• Record list:
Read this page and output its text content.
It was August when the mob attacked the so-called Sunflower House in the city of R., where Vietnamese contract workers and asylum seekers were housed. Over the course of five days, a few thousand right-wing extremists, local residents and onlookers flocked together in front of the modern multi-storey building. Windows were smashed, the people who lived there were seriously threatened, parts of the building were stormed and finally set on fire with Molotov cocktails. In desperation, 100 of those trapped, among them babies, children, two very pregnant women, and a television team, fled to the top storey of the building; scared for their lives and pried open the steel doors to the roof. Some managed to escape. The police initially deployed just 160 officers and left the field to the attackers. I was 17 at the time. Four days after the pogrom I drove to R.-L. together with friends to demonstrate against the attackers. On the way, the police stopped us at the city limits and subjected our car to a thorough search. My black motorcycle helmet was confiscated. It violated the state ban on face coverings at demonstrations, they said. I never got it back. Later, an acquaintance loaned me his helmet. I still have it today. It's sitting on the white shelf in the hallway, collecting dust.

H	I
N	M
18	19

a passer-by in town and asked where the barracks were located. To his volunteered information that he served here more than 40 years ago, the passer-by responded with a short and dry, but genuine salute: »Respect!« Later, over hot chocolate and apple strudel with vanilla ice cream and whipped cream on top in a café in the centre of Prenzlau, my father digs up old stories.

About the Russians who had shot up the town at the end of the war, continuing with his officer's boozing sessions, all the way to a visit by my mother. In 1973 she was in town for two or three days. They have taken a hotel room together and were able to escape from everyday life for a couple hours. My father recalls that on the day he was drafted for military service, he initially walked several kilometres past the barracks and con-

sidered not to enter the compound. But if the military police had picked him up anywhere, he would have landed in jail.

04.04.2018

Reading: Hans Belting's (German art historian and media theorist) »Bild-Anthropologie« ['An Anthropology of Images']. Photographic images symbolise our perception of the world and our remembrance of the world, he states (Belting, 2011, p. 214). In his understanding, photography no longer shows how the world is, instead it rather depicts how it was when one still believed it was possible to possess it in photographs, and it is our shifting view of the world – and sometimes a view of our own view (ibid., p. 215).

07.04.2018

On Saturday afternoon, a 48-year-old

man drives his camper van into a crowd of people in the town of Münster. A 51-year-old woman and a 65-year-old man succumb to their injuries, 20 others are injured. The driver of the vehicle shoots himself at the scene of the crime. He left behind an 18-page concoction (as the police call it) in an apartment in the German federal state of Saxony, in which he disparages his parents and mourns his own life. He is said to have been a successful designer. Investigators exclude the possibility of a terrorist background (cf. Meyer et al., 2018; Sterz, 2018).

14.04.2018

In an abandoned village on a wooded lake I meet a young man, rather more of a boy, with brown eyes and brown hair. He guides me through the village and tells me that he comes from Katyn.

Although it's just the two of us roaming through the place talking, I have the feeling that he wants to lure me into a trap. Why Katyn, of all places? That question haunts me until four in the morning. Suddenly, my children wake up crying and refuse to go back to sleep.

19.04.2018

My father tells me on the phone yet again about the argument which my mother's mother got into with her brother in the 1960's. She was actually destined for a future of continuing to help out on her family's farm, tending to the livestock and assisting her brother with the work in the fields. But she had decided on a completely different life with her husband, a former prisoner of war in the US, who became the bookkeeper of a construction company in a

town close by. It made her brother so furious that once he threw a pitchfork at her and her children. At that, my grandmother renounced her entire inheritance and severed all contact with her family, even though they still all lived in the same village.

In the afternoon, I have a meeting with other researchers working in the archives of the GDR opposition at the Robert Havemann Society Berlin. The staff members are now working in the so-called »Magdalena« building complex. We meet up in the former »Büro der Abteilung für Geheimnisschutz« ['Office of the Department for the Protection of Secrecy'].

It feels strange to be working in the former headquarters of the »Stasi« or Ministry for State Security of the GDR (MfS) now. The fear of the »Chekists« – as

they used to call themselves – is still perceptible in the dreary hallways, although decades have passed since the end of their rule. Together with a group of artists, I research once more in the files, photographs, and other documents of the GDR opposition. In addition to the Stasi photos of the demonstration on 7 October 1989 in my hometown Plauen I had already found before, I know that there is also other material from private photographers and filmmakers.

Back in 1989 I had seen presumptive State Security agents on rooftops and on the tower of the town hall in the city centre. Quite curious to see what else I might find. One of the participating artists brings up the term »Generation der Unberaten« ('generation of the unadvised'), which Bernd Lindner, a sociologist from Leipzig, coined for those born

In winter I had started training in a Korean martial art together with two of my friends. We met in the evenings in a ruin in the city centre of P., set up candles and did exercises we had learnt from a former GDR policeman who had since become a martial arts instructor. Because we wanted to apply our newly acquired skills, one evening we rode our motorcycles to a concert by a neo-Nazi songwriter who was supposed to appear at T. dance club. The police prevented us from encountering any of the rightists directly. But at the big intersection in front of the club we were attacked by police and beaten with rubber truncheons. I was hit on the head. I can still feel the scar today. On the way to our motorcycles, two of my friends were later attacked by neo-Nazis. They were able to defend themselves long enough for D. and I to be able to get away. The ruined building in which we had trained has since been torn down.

• Challenge: Copy each line of the records containing the string "military".

• Output:
About the Russians who had shot up the town at the end of the war, continuing with his officer's boozing sessions, all the way to a visit by my mother. In 1973 she was in town for two or three days. They have taken a hotel room together and were able to escape from everyday life for a couple hours. My father recalls that on the day he was drafted for military service, he initially walked several kilometres past the barracks and con-
sidered not to enter the compound. But if the military police had picked him up anywhere, he would have landed in jail.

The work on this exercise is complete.